To do -
Every line of the material that follows must be printed again exactly.

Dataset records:
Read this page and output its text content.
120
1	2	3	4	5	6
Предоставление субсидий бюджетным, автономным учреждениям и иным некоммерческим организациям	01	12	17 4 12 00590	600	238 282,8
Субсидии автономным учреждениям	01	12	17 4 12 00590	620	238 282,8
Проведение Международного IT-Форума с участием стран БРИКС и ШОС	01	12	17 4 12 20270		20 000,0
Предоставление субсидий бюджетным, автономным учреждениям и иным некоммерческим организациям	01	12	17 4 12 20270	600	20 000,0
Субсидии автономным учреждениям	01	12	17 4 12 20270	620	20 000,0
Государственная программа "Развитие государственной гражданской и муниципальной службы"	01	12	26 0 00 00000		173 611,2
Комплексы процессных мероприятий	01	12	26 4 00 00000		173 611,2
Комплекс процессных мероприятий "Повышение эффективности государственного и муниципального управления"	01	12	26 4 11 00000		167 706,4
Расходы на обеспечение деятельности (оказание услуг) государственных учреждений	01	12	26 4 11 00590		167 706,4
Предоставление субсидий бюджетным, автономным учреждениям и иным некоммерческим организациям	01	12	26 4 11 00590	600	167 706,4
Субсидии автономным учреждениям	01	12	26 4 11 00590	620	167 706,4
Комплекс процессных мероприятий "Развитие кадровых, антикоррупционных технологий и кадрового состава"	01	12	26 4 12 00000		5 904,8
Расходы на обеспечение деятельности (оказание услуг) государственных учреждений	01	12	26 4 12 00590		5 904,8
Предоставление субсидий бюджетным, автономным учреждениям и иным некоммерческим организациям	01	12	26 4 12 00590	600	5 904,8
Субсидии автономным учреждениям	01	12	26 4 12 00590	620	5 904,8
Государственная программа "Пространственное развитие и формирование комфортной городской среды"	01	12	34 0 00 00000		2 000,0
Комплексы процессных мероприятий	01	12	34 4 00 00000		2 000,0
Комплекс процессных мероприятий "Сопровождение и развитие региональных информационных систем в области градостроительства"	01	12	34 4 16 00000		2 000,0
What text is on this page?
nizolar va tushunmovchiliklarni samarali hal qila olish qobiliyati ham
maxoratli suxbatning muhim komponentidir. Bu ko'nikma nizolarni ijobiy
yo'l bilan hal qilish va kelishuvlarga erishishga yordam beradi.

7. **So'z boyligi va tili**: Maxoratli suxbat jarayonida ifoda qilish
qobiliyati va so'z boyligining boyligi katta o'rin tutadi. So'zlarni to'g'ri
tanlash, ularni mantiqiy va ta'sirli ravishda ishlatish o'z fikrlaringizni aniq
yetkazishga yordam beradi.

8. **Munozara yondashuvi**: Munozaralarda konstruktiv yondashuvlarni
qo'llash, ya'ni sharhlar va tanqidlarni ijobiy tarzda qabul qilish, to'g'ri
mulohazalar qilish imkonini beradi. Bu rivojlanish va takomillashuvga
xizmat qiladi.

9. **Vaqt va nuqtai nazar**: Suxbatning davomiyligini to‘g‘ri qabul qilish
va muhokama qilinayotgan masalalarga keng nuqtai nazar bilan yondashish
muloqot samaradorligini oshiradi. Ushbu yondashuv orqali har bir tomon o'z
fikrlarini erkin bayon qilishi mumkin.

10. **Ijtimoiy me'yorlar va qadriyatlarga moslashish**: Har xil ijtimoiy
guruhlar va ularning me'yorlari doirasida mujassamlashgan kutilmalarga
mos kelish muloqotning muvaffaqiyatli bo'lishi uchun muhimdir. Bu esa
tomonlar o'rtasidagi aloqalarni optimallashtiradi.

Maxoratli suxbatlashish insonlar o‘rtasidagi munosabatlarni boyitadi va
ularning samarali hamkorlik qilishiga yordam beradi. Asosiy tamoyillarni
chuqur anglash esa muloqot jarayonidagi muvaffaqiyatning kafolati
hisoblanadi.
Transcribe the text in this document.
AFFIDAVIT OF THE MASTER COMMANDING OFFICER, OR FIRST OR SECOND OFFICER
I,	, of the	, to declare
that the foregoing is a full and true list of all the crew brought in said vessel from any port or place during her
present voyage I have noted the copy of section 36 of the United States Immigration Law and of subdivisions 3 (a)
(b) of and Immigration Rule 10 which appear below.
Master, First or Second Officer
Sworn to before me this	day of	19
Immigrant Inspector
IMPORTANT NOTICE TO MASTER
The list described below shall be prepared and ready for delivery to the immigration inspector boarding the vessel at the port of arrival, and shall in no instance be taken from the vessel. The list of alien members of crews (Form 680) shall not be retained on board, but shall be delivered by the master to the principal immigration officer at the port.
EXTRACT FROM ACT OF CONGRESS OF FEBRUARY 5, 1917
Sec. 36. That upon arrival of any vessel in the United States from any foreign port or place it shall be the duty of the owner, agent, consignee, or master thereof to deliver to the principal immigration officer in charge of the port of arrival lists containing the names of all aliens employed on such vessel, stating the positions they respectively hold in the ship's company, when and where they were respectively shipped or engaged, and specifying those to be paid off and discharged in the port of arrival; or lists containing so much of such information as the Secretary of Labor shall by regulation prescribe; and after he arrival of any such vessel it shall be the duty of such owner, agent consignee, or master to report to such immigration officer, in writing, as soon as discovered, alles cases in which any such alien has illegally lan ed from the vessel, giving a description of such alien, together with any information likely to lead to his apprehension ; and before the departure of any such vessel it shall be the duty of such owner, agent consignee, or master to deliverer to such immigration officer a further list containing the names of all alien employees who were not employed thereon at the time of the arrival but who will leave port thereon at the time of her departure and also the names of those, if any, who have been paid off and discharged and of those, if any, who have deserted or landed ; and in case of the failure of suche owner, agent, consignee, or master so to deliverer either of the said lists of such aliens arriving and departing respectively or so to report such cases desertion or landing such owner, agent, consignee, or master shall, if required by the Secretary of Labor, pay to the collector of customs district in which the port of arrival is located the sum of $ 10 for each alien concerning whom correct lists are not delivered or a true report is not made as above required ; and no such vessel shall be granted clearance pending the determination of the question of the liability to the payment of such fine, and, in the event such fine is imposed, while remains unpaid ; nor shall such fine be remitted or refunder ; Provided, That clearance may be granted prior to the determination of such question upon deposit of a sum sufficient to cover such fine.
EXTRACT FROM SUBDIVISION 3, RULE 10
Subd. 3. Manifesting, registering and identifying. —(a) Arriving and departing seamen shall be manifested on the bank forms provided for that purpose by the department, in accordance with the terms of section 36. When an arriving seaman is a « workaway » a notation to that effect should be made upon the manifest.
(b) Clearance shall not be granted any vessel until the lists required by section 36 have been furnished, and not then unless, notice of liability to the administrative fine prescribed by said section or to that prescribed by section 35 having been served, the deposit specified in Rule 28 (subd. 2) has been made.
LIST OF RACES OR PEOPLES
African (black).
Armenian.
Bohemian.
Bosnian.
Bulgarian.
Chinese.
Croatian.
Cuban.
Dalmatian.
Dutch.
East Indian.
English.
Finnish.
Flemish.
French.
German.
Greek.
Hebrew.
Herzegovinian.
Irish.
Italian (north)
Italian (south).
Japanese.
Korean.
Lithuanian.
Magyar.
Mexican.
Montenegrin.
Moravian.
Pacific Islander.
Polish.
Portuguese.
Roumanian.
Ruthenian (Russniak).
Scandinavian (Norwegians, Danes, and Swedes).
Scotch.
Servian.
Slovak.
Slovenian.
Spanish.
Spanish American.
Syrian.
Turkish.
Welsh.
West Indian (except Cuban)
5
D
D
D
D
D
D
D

Finished task -
Read this page and output its text content.
120
1	2	3	4	5	6
Предоставление субсидий бюджетным, автономным учреждениям и иным некоммерческим организациям	01	12	17 4 12 00590	600	238 282,8
Субсидии автономным учреждениям	01	12	17 4 12 00590	620	238 282,8
Проведение Международного IT-Форума с участием стран БРИКС и ШОС	01	12	17 4 12 20270		20 000,0
Предоставление субсидий бюджетным, автономным учреждениям и иным некоммерческим организациям	01	12	17 4 12 20270	600	20 000,0
Субсидии автономным учреждениям	01	12	17 4 12 20270	620	20 000,0
Государственная программа "Развитие государственной гражданской и муниципальной службы"	01	12	26 0 00 00000		173 611,2
Комплексы процессных мероприятий	01	12	26 4 00 00000		173 611,2
Комплекс процессных мероприятий "Повышение эффективности государственного и муниципального управления"	01	12	26 4 11 00000		167 706,4
Расходы на обеспечение деятельности (оказание услуг) государственных учреждений	01	12	26 4 11 00590		167 706,4
Предоставление субсидий бюджетным, автономным учреждениям и иным некоммерческим организациям	01	12	26 4 11 00590	600	167 706,4
Субсидии автономным учреждениям	01	12	26 4 11 00590	620	167 706,4
Комплекс процессных мероприятий "Развитие кадровых, антикоррупционных технологий и кадрового состава"	01	12	26 4 12 00000		5 904,8
Расходы на обеспечение деятельности (оказание услуг) государственных учреждений	01	12	26 4 12 00590		5 904,8
Предоставление субсидий бюджетным, автономным учреждениям и иным некоммерческим организациям	01	12	26 4 12 00590	600	5 904,8
Субсидии автономным учреждениям	01	12	26 4 12 00590	620	5 904,8
Государственная программа "Пространственное развитие и формирование комфортной городской среды"	01	12	34 0 00 00000		2 000,0
Комплексы процессных мероприятий	01	12	34 4 00 00000		2 000,0
Комплекс процессных мероприятий "Сопровождение и развитие региональных информационных систем в области градостроительства"	01	12	34 4 16 00000		2 000,0
What text is on this page?
nizolar va tushunmovchiliklarni samarali hal qila olish qobiliyati ham
maxoratli suxbatning muhim komponentidir. Bu ko'nikma nizolarni ijobiy
yo'l bilan hal qilish va kelishuvlarga erishishga yordam beradi.

7. **So'z boyligi va tili**: Maxoratli suxbat jarayonida ifoda qilish
qobiliyati va so'z boyligining boyligi katta o'rin tutadi. So'zlarni to'g'ri
tanlash, ularni mantiqiy va ta'sirli ravishda ishlatish o'z fikrlaringizni aniq
yetkazishga yordam beradi.

8. **Munozara yondashuvi**: Munozaralarda konstruktiv yondashuvlarni
qo'llash, ya'ni sharhlar va tanqidlarni ijobiy tarzda qabul qilish, to'g'ri
mulohazalar qilish imkonini beradi. Bu rivojlanish va takomillashuvga
xizmat qiladi.

9. **Vaqt va nuqtai nazar**: Suxbatning davomiyligini to‘g‘ri qabul qilish
va muhokama qilinayotgan masalalarga keng nuqtai nazar bilan yondashish
muloqot samaradorligini oshiradi. Ushbu yondashuv orqali har bir tomon o'z
fikrlarini erkin bayon qilishi mumkin.

10. **Ijtimoiy me'yorlar va qadriyatlarga moslashish**: Har xil ijtimoiy
guruhlar va ularning me'yorlari doirasida mujassamlashgan kutilmalarga
mos kelish muloqotning muvaffaqiyatli bo'lishi uchun muhimdir. Bu esa
tomonlar o'rtasidagi aloqalarni optimallashtiradi.

Maxoratli suxbatlashish insonlar o‘rtasidagi munosabatlarni boyitadi va
ularning samarali hamkorlik qilishiga yordam beradi. Asosiy tamoyillarni
chuqur anglash esa muloqot jarayonidagi muvaffaqiyatning kafolati
hisoblanadi.
Transcribe the text in this document.
AFFIDAVIT OF THE MASTER COMMANDING OFFICER, OR FIRST OR SECOND OFFICER
I,	, of the	, to declare
that the foregoing is a full and true list of all the crew brought in said vessel from any port or place during her
present voyage I have noted the copy of section 36 of the United States Immigration Law and of subdivisions 3 (a)
(b) of and Immigration Rule 10 which appear below.
Master, First or Second Officer
Sworn to before me this	day of	19
Immigrant Inspector
IMPORTANT NOTICE TO MASTER
The list described below shall be prepared and ready for delivery to the immigration inspector boarding the vessel at the port of arrival, and shall in no instance be taken from the vessel. The list of alien members of crews (Form 680) shall not be retained on board, but shall be delivered by the master to the principal immigration officer at the port.
EXTRACT FROM ACT OF CONGRESS OF FEBRUARY 5, 1917
Sec. 36. That upon arrival of any vessel in the United States from any foreign port or place it shall be the duty of the owner, agent, consignee, or master thereof to deliver to the principal immigration officer in charge of the port of arrival lists containing the names of all aliens employed on such vessel, stating the positions they respectively hold in the ship's company, when and where they were respectively shipped or engaged, and specifying those to be paid off and discharged in the port of arrival; or lists containing so much of such information as the Secretary of Labor shall by regulation prescribe; and after he arrival of any such vessel it shall be the duty of such owner, agent consignee, or master to report to such immigration officer, in writing, as soon as discovered, alles cases in which any such alien has illegally lan ed from the vessel, giving a description of such alien, together with any information likely to lead to his apprehension ; and before the departure of any such vessel it shall be the duty of such owner, agent consignee, or master to deliverer to such immigration officer a further list containing the names of all alien employees who were not employed thereon at the time of the arrival but who will leave port thereon at the time of her departure and also the names of those, if any, who have been paid off and discharged and of those, if any, who have deserted or landed ; and in case of the failure of suche owner, agent, consignee, or master so to deliverer either of the said lists of such aliens arriving and departing respectively or so to report such cases desertion or landing such owner, agent, consignee, or master shall, if required by the Secretary of Labor, pay to the collector of customs district in which the port of arrival is located the sum of $ 10 for each alien concerning whom correct lists are not delivered or a true report is not made as above required ; and no such vessel shall be granted clearance pending the determination of the question of the liability to the payment of such fine, and, in the event such fine is imposed, while remains unpaid ; nor shall such fine be remitted or refunder ; Provided, That clearance may be granted prior to the determination of such question upon deposit of a sum sufficient to cover such fine.
EXTRACT FROM SUBDIVISION 3, RULE 10
Subd. 3. Manifesting, registering and identifying. —(a) Arriving and departing seamen shall be manifested on the bank forms provided for that purpose by the department, in accordance with the terms of section 36. When an arriving seaman is a « workaway » a notation to that effect should be made upon the manifest.
(b) Clearance shall not be granted any vessel until the lists required by section 36 have been furnished, and not then unless, notice of liability to the administrative fine prescribed by said section or to that prescribed by section 35 having been served, the deposit specified in Rule 28 (subd. 2) has been made.
LIST OF RACES OR PEOPLES
African (black).
Armenian.
Bohemian.
Bosnian.
Bulgarian.
Chinese.
Croatian.
Cuban.
Dalmatian.
Dutch.
East Indian.
English.
Finnish.
Flemish.
French.
German.
Greek.
Hebrew.
Herzegovinian.
Irish.
Italian (north)
Italian (south).
Japanese.
Korean.
Lithuanian.
Magyar.
Mexican.
Montenegrin.
Moravian.
Pacific Islander.
Polish.
Portuguese.
Roumanian.
Ruthenian (Russniak).
Scandinavian (Norwegians, Danes, and Swedes).
Scotch.
Servian.
Slovak.
Slovenian.
Spanish.
Spanish American.
Syrian.
Turkish.
Welsh.
West Indian (except Cuban)
5
D
D
D
D
D
D
D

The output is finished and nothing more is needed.